REQUEST:
Your task is to locate every line holding the string "майонез" and to copy each of them.

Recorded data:
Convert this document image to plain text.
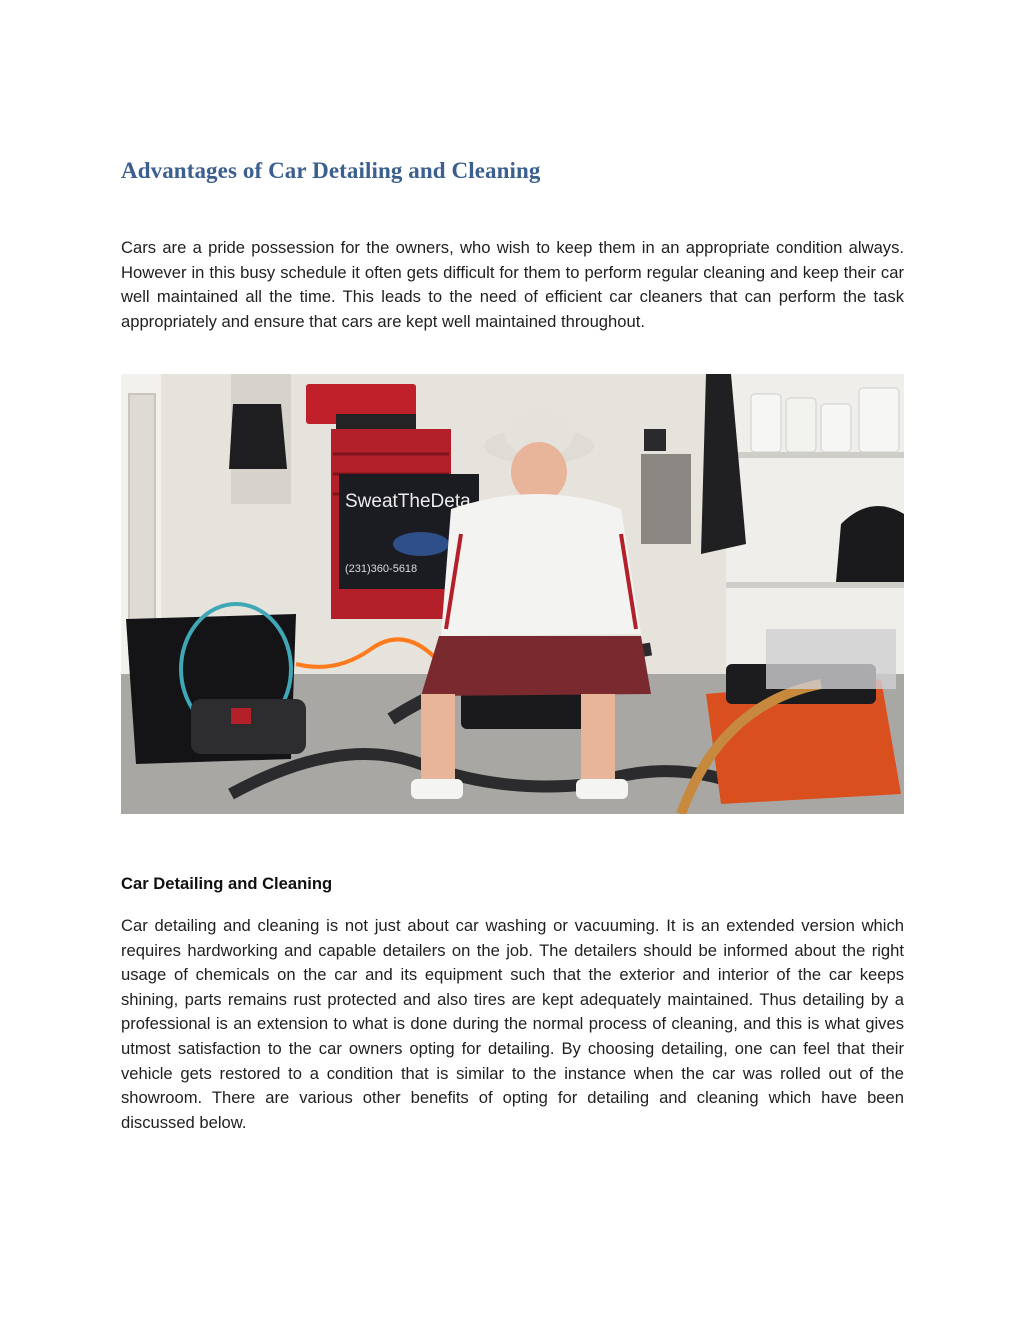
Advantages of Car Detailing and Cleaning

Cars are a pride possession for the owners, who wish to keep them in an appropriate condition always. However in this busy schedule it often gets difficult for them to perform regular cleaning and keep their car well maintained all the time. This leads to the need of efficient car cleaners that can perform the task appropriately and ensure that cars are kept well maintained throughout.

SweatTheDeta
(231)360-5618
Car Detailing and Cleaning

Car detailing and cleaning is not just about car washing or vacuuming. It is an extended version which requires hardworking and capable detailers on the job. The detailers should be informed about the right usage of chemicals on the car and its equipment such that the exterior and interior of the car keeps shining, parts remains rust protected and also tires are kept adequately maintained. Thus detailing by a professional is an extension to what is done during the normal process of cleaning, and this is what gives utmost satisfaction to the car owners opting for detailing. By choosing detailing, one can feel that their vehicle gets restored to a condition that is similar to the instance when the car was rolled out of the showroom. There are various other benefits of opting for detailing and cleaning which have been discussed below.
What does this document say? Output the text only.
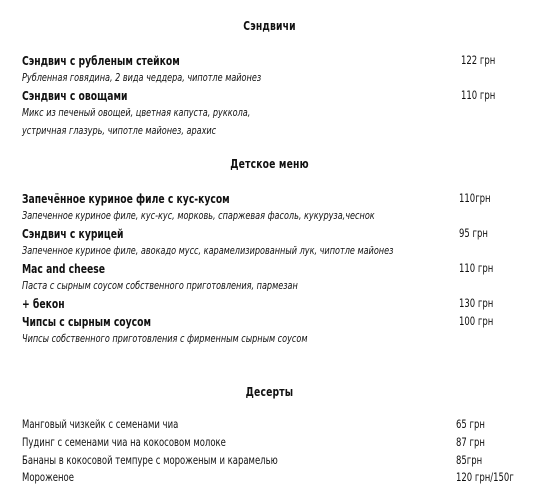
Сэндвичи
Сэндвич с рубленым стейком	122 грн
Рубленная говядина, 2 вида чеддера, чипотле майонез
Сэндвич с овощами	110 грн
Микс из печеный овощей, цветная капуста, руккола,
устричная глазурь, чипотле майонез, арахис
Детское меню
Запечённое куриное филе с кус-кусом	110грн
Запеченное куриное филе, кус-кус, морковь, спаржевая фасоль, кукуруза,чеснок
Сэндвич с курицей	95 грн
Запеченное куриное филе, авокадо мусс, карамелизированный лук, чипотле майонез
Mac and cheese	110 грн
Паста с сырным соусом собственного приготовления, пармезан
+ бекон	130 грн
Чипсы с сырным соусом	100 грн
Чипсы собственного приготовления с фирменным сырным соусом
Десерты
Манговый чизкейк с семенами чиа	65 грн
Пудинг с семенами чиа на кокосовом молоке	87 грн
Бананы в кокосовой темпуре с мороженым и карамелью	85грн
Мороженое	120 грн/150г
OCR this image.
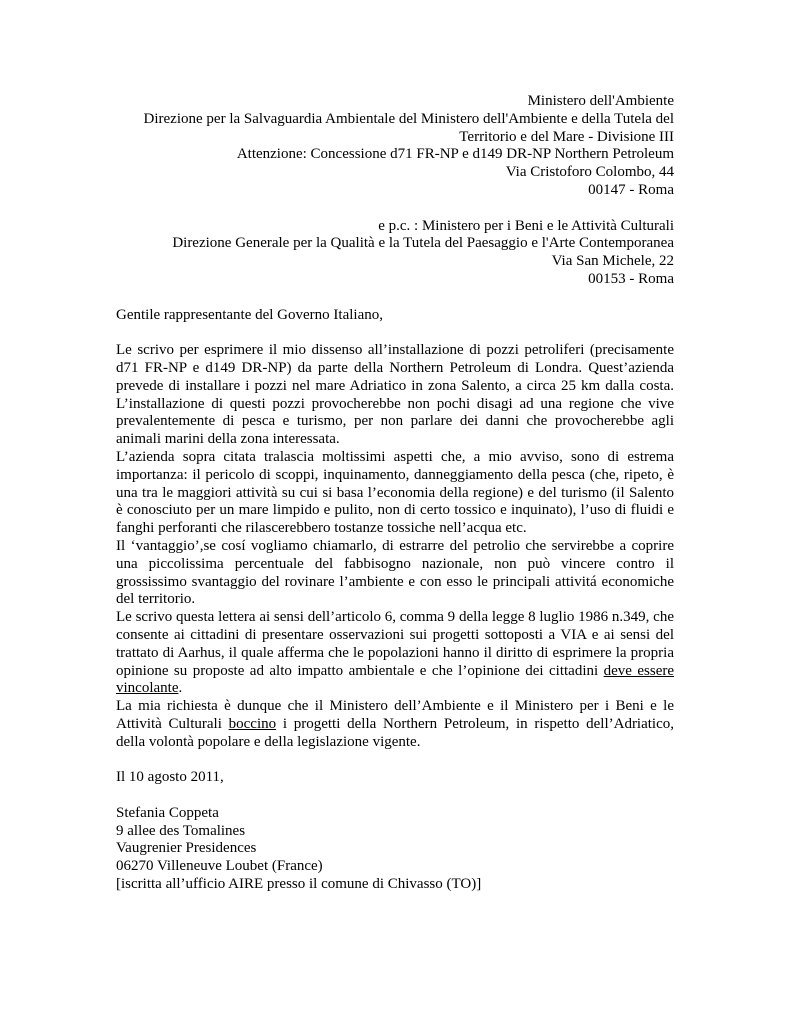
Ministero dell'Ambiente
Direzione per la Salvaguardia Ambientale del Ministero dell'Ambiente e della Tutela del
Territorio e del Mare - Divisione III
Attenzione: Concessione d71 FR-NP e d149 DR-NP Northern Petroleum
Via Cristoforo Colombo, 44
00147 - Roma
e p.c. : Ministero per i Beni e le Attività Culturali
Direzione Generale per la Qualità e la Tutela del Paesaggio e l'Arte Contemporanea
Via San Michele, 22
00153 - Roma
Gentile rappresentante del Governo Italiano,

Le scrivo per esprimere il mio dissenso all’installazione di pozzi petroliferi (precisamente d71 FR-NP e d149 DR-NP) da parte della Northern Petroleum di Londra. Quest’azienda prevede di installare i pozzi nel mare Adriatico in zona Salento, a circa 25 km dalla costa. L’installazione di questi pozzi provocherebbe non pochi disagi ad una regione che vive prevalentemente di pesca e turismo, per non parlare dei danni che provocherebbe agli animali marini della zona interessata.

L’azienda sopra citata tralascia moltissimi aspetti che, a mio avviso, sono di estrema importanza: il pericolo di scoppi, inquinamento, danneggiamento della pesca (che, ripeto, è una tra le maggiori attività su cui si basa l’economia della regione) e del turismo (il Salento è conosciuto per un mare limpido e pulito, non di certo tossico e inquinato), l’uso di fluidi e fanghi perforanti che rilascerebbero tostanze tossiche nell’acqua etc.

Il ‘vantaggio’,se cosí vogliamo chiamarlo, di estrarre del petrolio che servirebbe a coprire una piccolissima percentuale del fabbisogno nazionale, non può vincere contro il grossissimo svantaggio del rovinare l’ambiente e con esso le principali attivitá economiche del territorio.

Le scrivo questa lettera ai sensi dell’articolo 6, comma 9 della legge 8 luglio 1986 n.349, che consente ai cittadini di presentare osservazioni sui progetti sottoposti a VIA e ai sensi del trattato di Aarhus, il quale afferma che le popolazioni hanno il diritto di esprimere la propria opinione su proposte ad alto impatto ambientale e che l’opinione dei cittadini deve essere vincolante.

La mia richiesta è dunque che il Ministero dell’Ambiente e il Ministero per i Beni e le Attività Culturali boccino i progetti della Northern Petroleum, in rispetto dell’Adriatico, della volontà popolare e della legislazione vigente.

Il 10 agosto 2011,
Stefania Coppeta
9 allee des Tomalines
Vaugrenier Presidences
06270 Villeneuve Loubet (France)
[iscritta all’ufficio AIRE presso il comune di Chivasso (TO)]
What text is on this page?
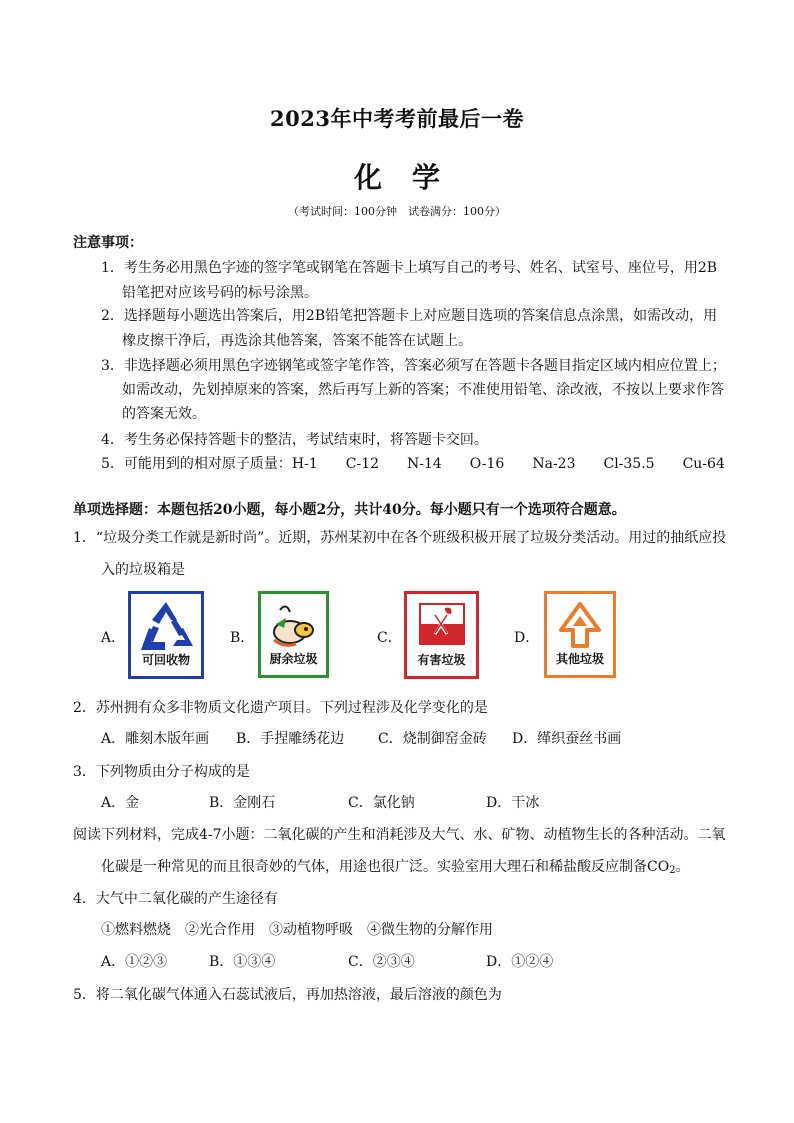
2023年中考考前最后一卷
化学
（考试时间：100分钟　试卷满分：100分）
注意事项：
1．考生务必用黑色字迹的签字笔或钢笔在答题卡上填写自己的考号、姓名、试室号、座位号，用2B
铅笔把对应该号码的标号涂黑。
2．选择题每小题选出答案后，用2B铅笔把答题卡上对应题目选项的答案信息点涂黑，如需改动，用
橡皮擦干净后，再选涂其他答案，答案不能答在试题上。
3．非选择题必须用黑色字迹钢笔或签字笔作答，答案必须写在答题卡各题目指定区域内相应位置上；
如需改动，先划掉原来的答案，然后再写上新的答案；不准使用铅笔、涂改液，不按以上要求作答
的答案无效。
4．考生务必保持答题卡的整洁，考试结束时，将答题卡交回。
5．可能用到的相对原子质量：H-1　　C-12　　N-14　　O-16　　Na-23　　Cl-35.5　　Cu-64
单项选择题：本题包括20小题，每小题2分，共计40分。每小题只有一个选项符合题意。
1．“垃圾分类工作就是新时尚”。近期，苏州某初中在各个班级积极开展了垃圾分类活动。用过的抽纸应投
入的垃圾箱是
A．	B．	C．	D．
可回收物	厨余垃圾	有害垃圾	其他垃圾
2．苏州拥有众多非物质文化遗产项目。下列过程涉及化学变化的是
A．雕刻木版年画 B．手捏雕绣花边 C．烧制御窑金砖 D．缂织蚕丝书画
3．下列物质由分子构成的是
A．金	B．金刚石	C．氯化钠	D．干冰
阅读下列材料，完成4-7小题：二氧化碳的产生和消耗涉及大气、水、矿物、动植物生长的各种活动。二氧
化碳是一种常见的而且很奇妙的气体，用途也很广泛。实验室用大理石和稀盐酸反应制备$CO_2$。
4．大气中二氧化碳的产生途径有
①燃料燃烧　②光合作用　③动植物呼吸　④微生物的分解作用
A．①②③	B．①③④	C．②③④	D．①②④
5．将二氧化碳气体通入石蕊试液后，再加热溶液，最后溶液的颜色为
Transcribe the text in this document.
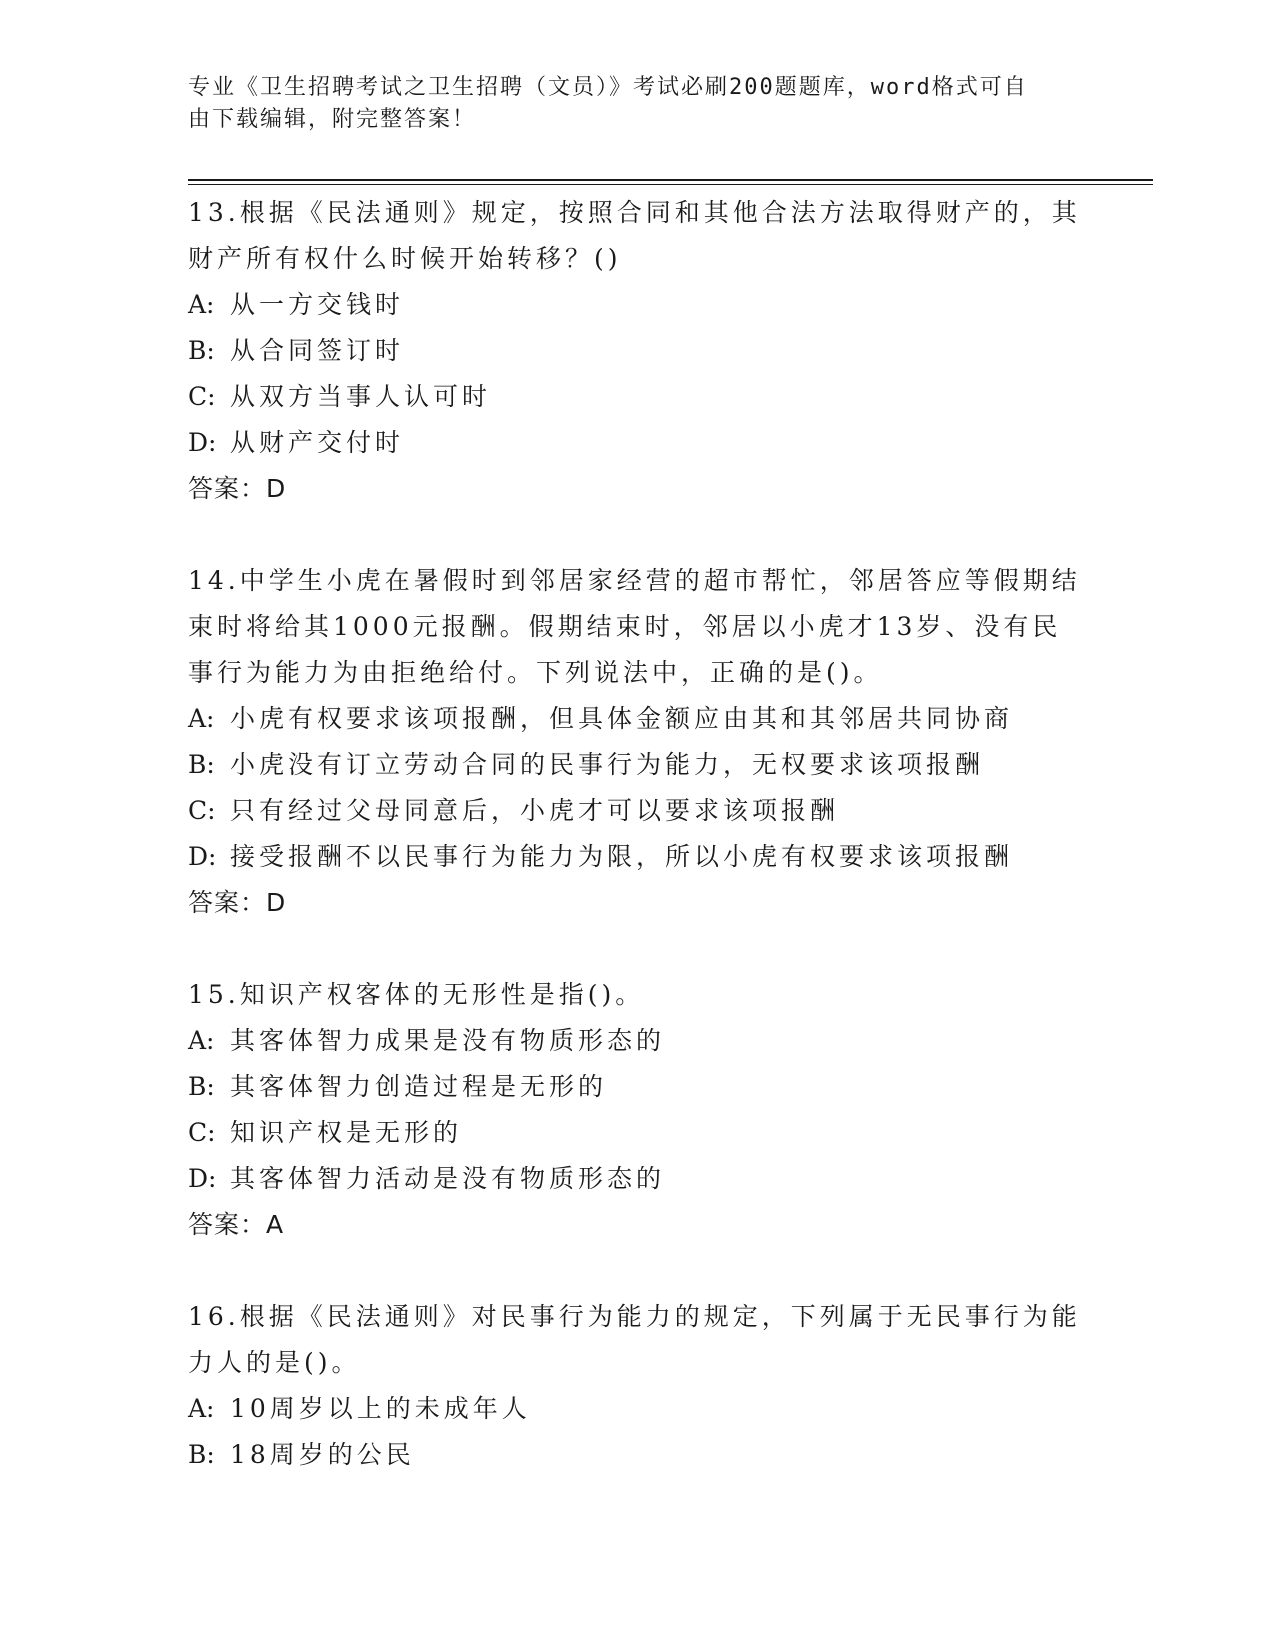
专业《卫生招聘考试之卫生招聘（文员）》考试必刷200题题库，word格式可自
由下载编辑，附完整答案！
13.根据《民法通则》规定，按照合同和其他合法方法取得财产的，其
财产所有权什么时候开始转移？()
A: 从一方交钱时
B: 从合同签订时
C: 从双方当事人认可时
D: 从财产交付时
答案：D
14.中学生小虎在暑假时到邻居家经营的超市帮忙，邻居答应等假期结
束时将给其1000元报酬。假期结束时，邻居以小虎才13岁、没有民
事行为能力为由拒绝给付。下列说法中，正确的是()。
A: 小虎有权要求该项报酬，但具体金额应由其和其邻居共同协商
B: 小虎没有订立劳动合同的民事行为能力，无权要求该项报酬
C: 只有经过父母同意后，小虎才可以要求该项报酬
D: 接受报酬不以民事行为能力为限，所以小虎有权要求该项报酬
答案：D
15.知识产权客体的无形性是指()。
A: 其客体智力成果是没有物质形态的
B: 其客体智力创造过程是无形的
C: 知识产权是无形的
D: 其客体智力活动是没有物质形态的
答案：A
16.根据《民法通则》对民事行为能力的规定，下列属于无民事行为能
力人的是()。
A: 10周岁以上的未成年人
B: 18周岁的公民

SOLUTION BELOW:
Рубленная говядина, 2 вида чеддера, чипотле майонез
устричная глазурь, чипотле майонез, арахис
Запеченное куриное филе, авокадо мусс, карамелизированный лук, чипотле майонез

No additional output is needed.